#### [Work instructions]
Give the number of lines in the data that hold the word "duration", and nothing else.

****************

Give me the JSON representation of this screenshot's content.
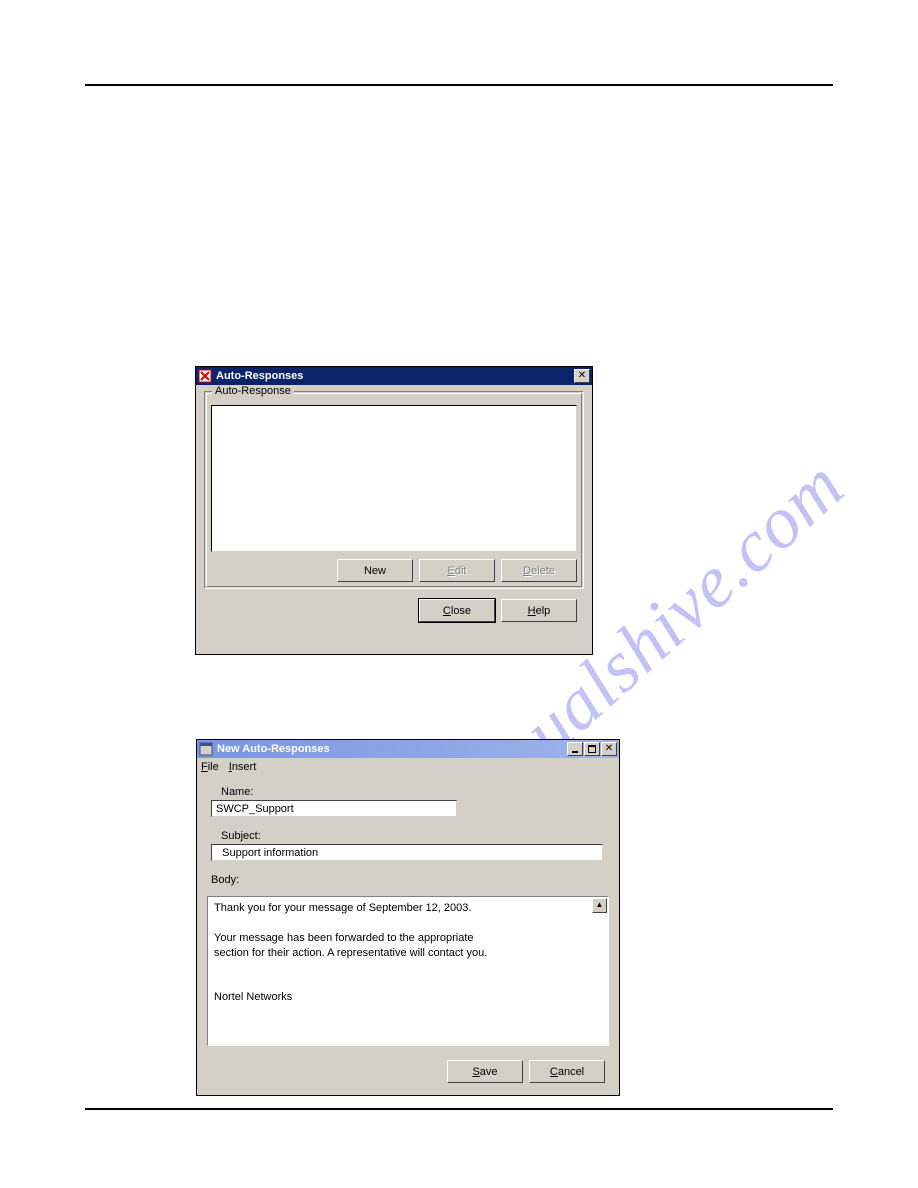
{
  "watermark": "manualshive.com",
  "dialog1": {
    "title": "Auto-Responses",
    "legend": "Auto-Response",
    "buttons": {
      "new": "New",
      "edit": "Edit",
      "delete": "Delete",
      "close": "Close",
      "help": "Help"
    }
  },
  "dialog2": {
    "title": "New Auto-Responses",
    "menu": {
      "file": "File",
      "insert": "Insert"
    },
    "labels": {
      "name": "Name:",
      "subject": "Subject:",
      "body": "Body:"
    },
    "fields": {
      "name": "SWCP_Support",
      "subject": "Support information"
    },
    "body_lines": [
      "Thank you for your message of September 12, 2003.",
      "",
      "Your message has been forwarded to the appropriate",
      "section for their action. A representative will contact you.",
      "",
      "",
      "Nortel Networks"
    ],
    "buttons": {
      "save": "Save",
      "cancel": "Cancel"
    }
  }
}
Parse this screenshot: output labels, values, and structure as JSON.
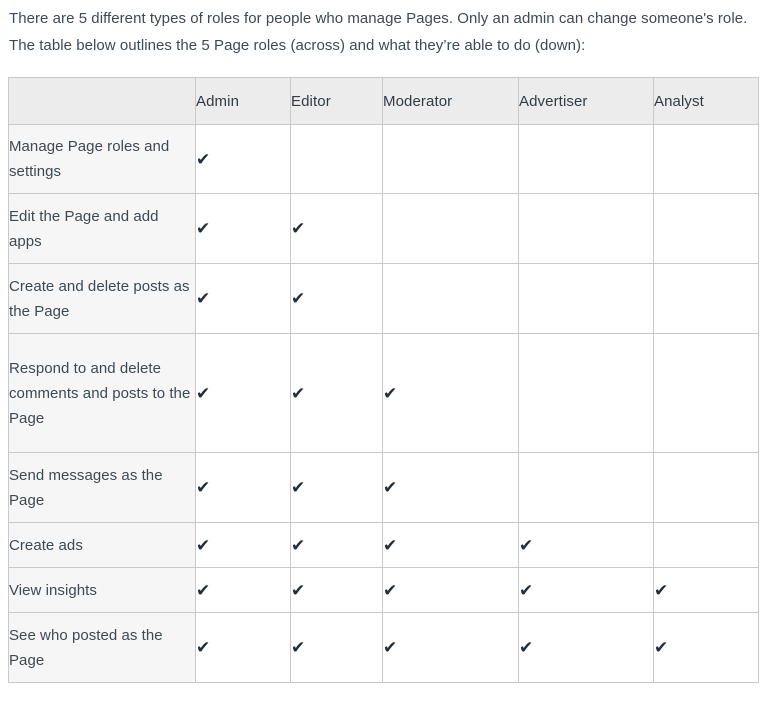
{
  "intro": {
    "paragraph": "There are 5 different types of roles for people who manage Pages. Only an admin can change someone's role. The table below outlines the 5 Page roles (across) and what they’re able to do (down):"
  },
  "table": {
    "corner_label": "",
    "columns": [
      "Admin",
      "Editor",
      "Moderator",
      "Advertiser",
      "Analyst"
    ],
    "check_glyph": "✔",
    "rows": [
      {
        "task": "Manage Page roles and settings",
        "values": [
          true,
          false,
          false,
          false,
          false
        ]
      },
      {
        "task": "Edit the Page and add apps",
        "values": [
          true,
          true,
          false,
          false,
          false
        ]
      },
      {
        "task": "Create and delete posts as the Page",
        "values": [
          true,
          true,
          false,
          false,
          false
        ]
      },
      {
        "task": "Respond to and delete comments and posts to the Page",
        "values": [
          true,
          true,
          true,
          false,
          false
        ]
      },
      {
        "task": "Send messages as the Page",
        "values": [
          true,
          true,
          true,
          false,
          false
        ]
      },
      {
        "task": "Create ads",
        "values": [
          true,
          true,
          true,
          true,
          false
        ]
      },
      {
        "task": "View insights",
        "values": [
          true,
          true,
          true,
          true,
          true
        ]
      },
      {
        "task": "See who posted as the Page",
        "values": [
          true,
          true,
          true,
          true,
          true
        ]
      }
    ]
  },
  "colors": {
    "text": "#3c4a55",
    "header_bg": "#ececec",
    "task_bg": "#f6f6f6",
    "cell_bg": "#ffffff",
    "outer_border": "#8a8a8a",
    "inner_border": "#c9c9c9",
    "check": "#242e37"
  }
}
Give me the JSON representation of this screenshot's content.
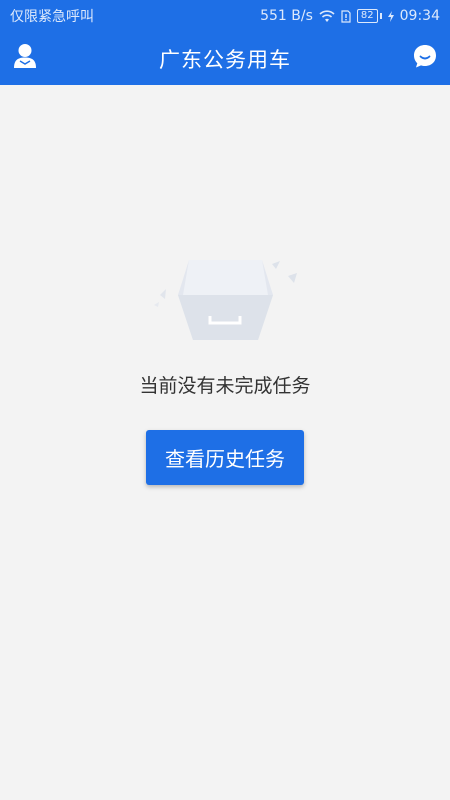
{
  "status_bar": {
    "carrier": "仅限紧急呼叫",
    "speed": "551 B/s",
    "battery": "82",
    "time": "09:34",
    "icons": [
      "wifi-icon",
      "sim-icon",
      "battery-icon",
      "charging-icon"
    ]
  },
  "app_bar": {
    "title": "广东公务用车",
    "left_icon": "user-icon",
    "right_icon": "chat-icon"
  },
  "empty_state": {
    "illustration": "empty-box-icon",
    "message": "当前没有未完成任务",
    "button_label": "查看历史任务"
  },
  "colors": {
    "primary": "#1e6fe6",
    "background": "#f3f3f3",
    "text": "#333333"
  }
}
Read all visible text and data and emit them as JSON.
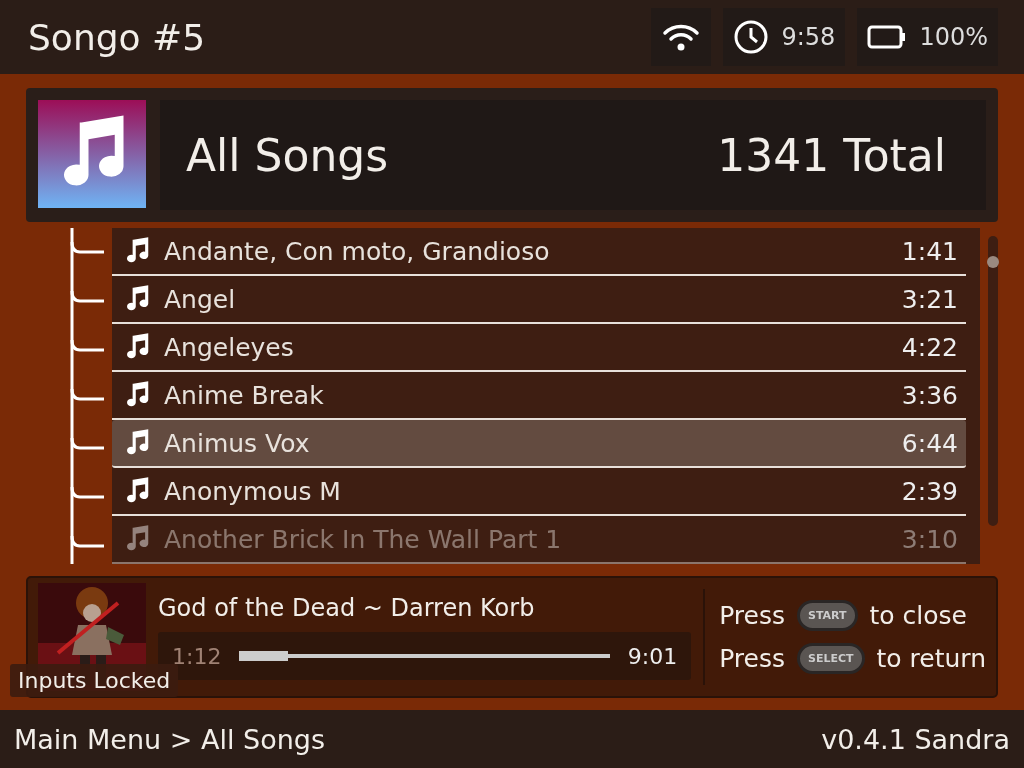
{
  "status_bar": {
    "title": "Songo #5",
    "time": "9:58",
    "battery": "100%"
  },
  "header": {
    "title": "All Songs",
    "count": "1341 Total"
  },
  "songs": [
    {
      "title": "Andante, Con moto, Grandioso",
      "duration": "1:41",
      "selected": false
    },
    {
      "title": "Angel",
      "duration": "3:21",
      "selected": false
    },
    {
      "title": "Angeleyes",
      "duration": "4:22",
      "selected": false
    },
    {
      "title": "Anime Break",
      "duration": "3:36",
      "selected": false
    },
    {
      "title": "Animus Vox",
      "duration": "6:44",
      "selected": true
    },
    {
      "title": "Anonymous M",
      "duration": "2:39",
      "selected": false
    },
    {
      "title": "Another Brick In The Wall Part 1",
      "duration": "3:10",
      "selected": false
    }
  ],
  "now_playing": {
    "track": "God of the Dead ~ Darren Korb",
    "elapsed": "1:12",
    "total": "9:01",
    "level": 0.13
  },
  "hints": [
    {
      "press": "Press",
      "key": "START",
      "action": "to close"
    },
    {
      "press": "Press",
      "key": "SELECT",
      "action": "to return"
    }
  ],
  "toast": "Inputs Locked",
  "footer": {
    "breadcrumb": "Main Menu > All Songs",
    "version": "v0.4.1 Sandra"
  }
}
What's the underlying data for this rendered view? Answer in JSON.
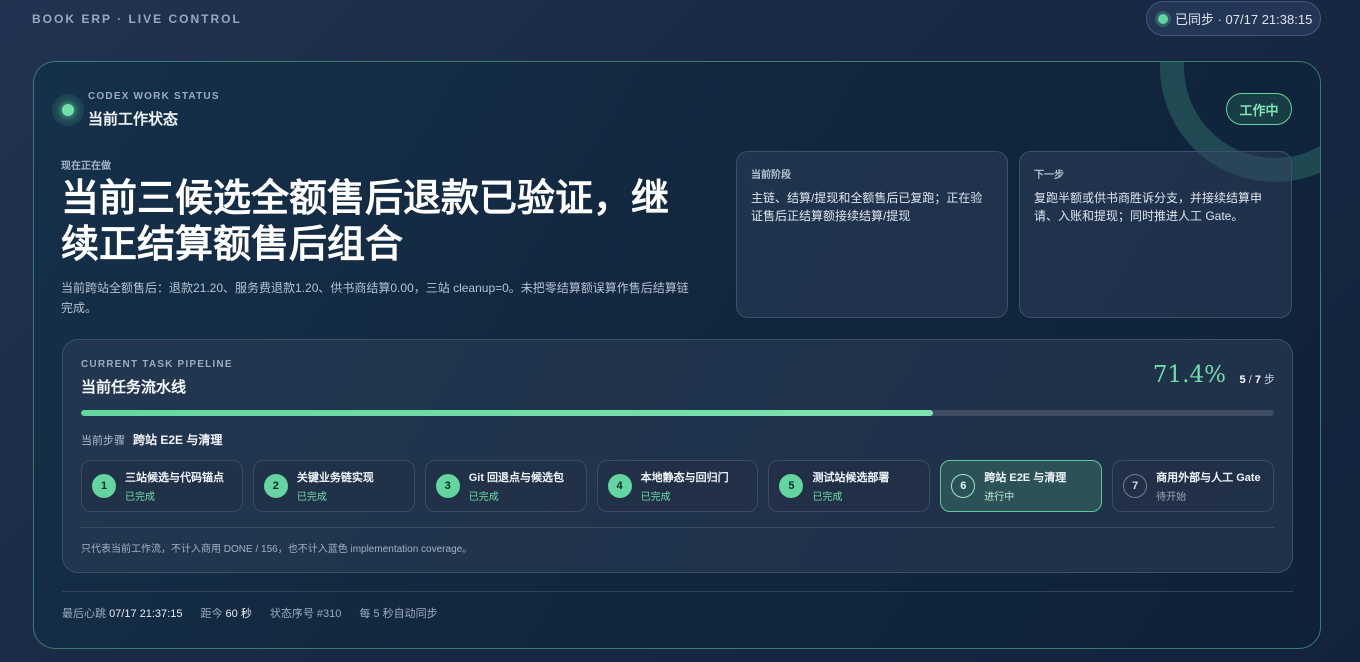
{
  "brand": "BOOK ERP · LIVE CONTROL",
  "sync": {
    "text": "已同步 · 07/17 21:38:15"
  },
  "header": {
    "eyebrow": "CODEX WORK STATUS",
    "title": "当前工作状态",
    "badge": "工作中"
  },
  "now": {
    "label": "现在正在做",
    "title": "当前三候选全额售后退款已验证，继续正结算额售后组合",
    "desc": "当前跨站全额售后：退款21.20、服务费退款1.20、供书商结算0.00，三站 cleanup=0。未把零结算额误算作售后结算链完成。"
  },
  "stage": {
    "label": "当前阶段",
    "text": "主链、结算/提现和全额售后已复跑；正在验证售后正结算额接续结算/提现"
  },
  "next": {
    "label": "下一步",
    "text": "复跑半额或供书商胜诉分支，并接续结算申请、入账和提现；同时推进人工 Gate。"
  },
  "pipeline": {
    "eyebrow": "CURRENT TASK PIPELINE",
    "title": "当前任务流水线",
    "percent_text": "71.4%",
    "progress": 0.714,
    "done": "5",
    "total": "7",
    "unit": "步",
    "current_label": "当前步骤",
    "current_value": "跨站 E2E 与清理",
    "steps": [
      {
        "num": "1",
        "name": "三站候选与代码锚点",
        "state": "已完成"
      },
      {
        "num": "2",
        "name": "关键业务链实现",
        "state": "已完成"
      },
      {
        "num": "3",
        "name": "Git 回退点与候选包",
        "state": "已完成"
      },
      {
        "num": "4",
        "name": "本地静态与回归门",
        "state": "已完成"
      },
      {
        "num": "5",
        "name": "测试站候选部署",
        "state": "已完成"
      },
      {
        "num": "6",
        "name": "跨站 E2E 与清理",
        "state": "进行中"
      },
      {
        "num": "7",
        "name": "商用外部与人工 Gate",
        "state": "待开始"
      }
    ],
    "note": "只代表当前工作流，不计入商用 DONE / 156，也不计入蓝色 implementation coverage。"
  },
  "footer": {
    "heartbeat_label": "最后心跳",
    "heartbeat_value": "07/17 21:37:15",
    "ago_label": "距今",
    "ago_value": "60 秒",
    "seq_label": "状态序号",
    "seq_value": "#310",
    "interval": "每 5 秒自动同步"
  },
  "colors": {
    "accent": "#6fdcaa",
    "background": "#1a2a45",
    "card_border": "#3d7a72"
  }
}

****************

#### [The completed task]
7